*WHAT IS BEING ASKED*.
Transcribe each line of the records below exactly, excluding any embedded images.
## begin
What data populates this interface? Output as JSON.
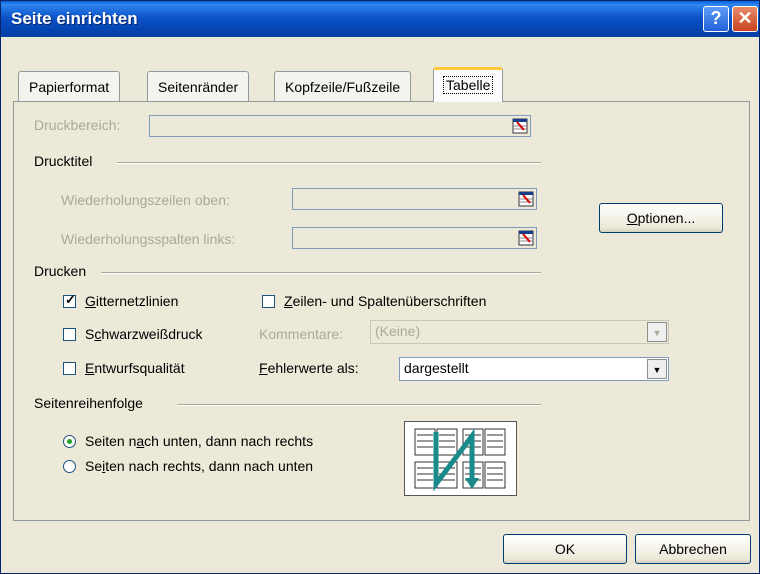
{
  "window": {
    "title": "Seite einrichten"
  },
  "tabs": [
    {
      "label": "Papierformat"
    },
    {
      "label": "Seitenränder"
    },
    {
      "label": "Kopfzeile/Fußzeile"
    },
    {
      "label": "Tabelle"
    }
  ],
  "print_area": {
    "label": "Druckbereich:",
    "value": ""
  },
  "titles_group": {
    "label": "Drucktitel",
    "rows_label": "Wiederholungszeilen oben:",
    "cols_label": "Wiederholungsspalten links:"
  },
  "print_group": {
    "label": "Drucken",
    "gridlines": {
      "label_u": "G",
      "label_rest": "itternetzlinien",
      "checked": true
    },
    "blackwhite": {
      "label_pre": "S",
      "label_u": "c",
      "label_rest": "hwarzweißdruck",
      "checked": false
    },
    "draft": {
      "label_u": "E",
      "label_rest": "ntwurfsqualität",
      "checked": false
    },
    "headings": {
      "label_u": "Z",
      "label_rest": "eilen- und Spaltenüberschriften",
      "checked": false
    },
    "comments_label": "Kommentare:",
    "comments_value": "(Keine)",
    "errors_label_u": "F",
    "errors_label_rest": "ehlerwerte als:",
    "errors_value": "dargestellt"
  },
  "order_group": {
    "label": "Seitenreihenfolge",
    "down_then_over": {
      "pre": "Seiten n",
      "u": "a",
      "rest": "ch unten, dann nach rechts",
      "selected": true
    },
    "over_then_down": {
      "pre": "Se",
      "u": "i",
      "rest": "ten nach rechts, dann nach unten",
      "selected": false
    }
  },
  "buttons": {
    "options_u": "O",
    "options_rest": "ptionen...",
    "ok": "OK",
    "cancel": "Abbrechen"
  },
  "icons": {
    "help": "?",
    "close": "✕",
    "check": "✓",
    "dropdown": "▼"
  }
}
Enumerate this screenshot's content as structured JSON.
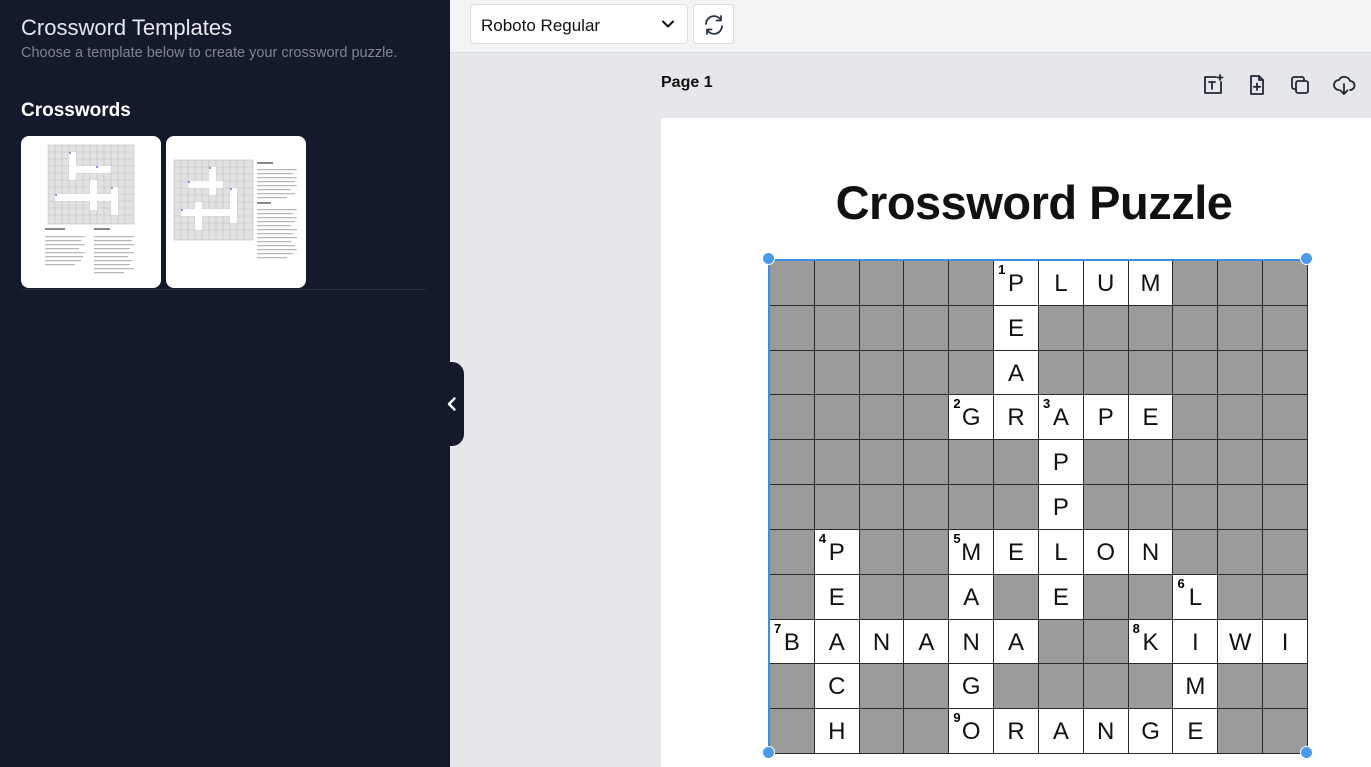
{
  "sidebar": {
    "title": "Crossword Templates",
    "subtitle": "Choose a template below to create your crossword puzzle.",
    "section": "Crosswords",
    "templates": [
      {
        "name": "crossword-template-1"
      },
      {
        "name": "crossword-template-2"
      }
    ]
  },
  "toolbar": {
    "font": "Roboto Regular",
    "refresh_icon": "refresh-icon",
    "dropdown_icon": "chevron-down-icon"
  },
  "page": {
    "label": "Page 1",
    "tools": [
      "add-text-icon",
      "add-page-icon",
      "duplicate-icon",
      "download-icon"
    ]
  },
  "puzzle": {
    "title": "Crossword Puzzle",
    "grid": [
      ".....PLUM...",
      ".....E......",
      ".....A......",
      "....GRAPE...",
      "......P.....",
      "......P.....",
      ".P..MELON...",
      ".E..A.E..L..",
      "BANANA..KIWI",
      ".C..G....M..",
      ".H..ORANGE.."
    ],
    "numbers": [
      {
        "r": 0,
        "c": 5,
        "n": "1"
      },
      {
        "r": 3,
        "c": 4,
        "n": "2"
      },
      {
        "r": 3,
        "c": 6,
        "n": "3"
      },
      {
        "r": 6,
        "c": 1,
        "n": "4"
      },
      {
        "r": 6,
        "c": 4,
        "n": "5"
      },
      {
        "r": 7,
        "c": 9,
        "n": "6"
      },
      {
        "r": 8,
        "c": 0,
        "n": "7"
      },
      {
        "r": 8,
        "c": 8,
        "n": "8"
      },
      {
        "r": 10,
        "c": 4,
        "n": "9"
      }
    ]
  },
  "colors": {
    "sidebar_bg": "#131a2b",
    "selection": "#3b8ee6",
    "filled_cell": "#9b9b9b"
  }
}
## end
*SOLUTION FOR THIS EXERCISE*.
What data populates this interface? Output as JSON.
{
  "window": {
    "title": "Seite einrichten"
  },
  "tabs": [
    {
      "label": "Papierformat"
    },
    {
      "label": "Seitenränder"
    },
    {
      "label": "Kopfzeile/Fußzeile"
    },
    {
      "label": "Tabelle"
    }
  ],
  "print_area": {
    "label": "Druckbereich:",
    "value": ""
  },
  "titles_group": {
    "label": "Drucktitel",
    "rows_label": "Wiederholungszeilen oben:",
    "cols_label": "Wiederholungsspalten links:"
  },
  "print_group": {
    "label": "Drucken",
    "gridlines": {
      "label_u": "G",
      "label_rest": "itternetzlinien",
      "checked": true
    },
    "blackwhite": {
      "label_pre": "S",
      "label_u": "c",
      "label_rest": "hwarzweißdruck",
      "checked": false
    },
    "draft": {
      "label_u": "E",
      "label_rest": "ntwurfsqualität",
      "checked": false
    },
    "headings": {
      "label_u": "Z",
      "label_rest": "eilen- und Spaltenüberschriften",
      "checked": false
    },
    "comments_label": "Kommentare:",
    "comments_value": "(Keine)",
    "errors_label_u": "F",
    "errors_label_rest": "ehlerwerte als:",
    "errors_value": "dargestellt"
  },
  "order_group": {
    "label": "Seitenreihenfolge",
    "down_then_over": {
      "pre": "Seiten n",
      "u": "a",
      "rest": "ch unten, dann nach rechts",
      "selected": true
    },
    "over_then_down": {
      "pre": "Se",
      "u": "i",
      "rest": "ten nach rechts, dann nach unten",
      "selected": false
    }
  },
  "buttons": {
    "options_u": "O",
    "options_rest": "ptionen...",
    "ok": "OK",
    "cancel": "Abbrechen"
  },
  "icons": {
    "help": "?",
    "close": "✕",
    "check": "✓",
    "dropdown": "▼"
  }
}
Enumerate this screenshot's content as structured JSON.
{
  "sidebar": {
    "title": "Crossword Templates",
    "subtitle": "Choose a template below to create your crossword puzzle.",
    "section": "Crosswords",
    "templates": [
      {
        "name": "crossword-template-1"
      },
      {
        "name": "crossword-template-2"
      }
    ]
  },
  "toolbar": {
    "font": "Roboto Regular",
    "refresh_icon": "refresh-icon",
    "dropdown_icon": "chevron-down-icon"
  },
  "page": {
    "label": "Page 1",
    "tools": [
      "add-text-icon",
      "add-page-icon",
      "duplicate-icon",
      "download-icon"
    ]
  },
  "puzzle": {
    "title": "Crossword Puzzle",
    "grid": [
      ".....PLUM...",
      ".....E......",
      ".....A......",
      "....GRAPE...",
      "......P.....",
      "......P.....",
      ".P..MELON...",
      ".E..A.E..L..",
      "BANANA..KIWI",
      ".C..G....M..",
      ".H..ORANGE.."
    ],
    "numbers": [
      {
        "r": 0,
        "c": 5,
        "n": "1"
      },
      {
        "r": 3,
        "c": 4,
        "n": "2"
      },
      {
        "r": 3,
        "c": 6,
        "n": "3"
      },
      {
        "r": 6,
        "c": 1,
        "n": "4"
      },
      {
        "r": 6,
        "c": 4,
        "n": "5"
      },
      {
        "r": 7,
        "c": 9,
        "n": "6"
      },
      {
        "r": 8,
        "c": 0,
        "n": "7"
      },
      {
        "r": 8,
        "c": 8,
        "n": "8"
      },
      {
        "r": 10,
        "c": 4,
        "n": "9"
      }
    ]
  },
  "colors": {
    "sidebar_bg": "#131a2b",
    "selection": "#3b8ee6",
    "filled_cell": "#9b9b9b"
  }
}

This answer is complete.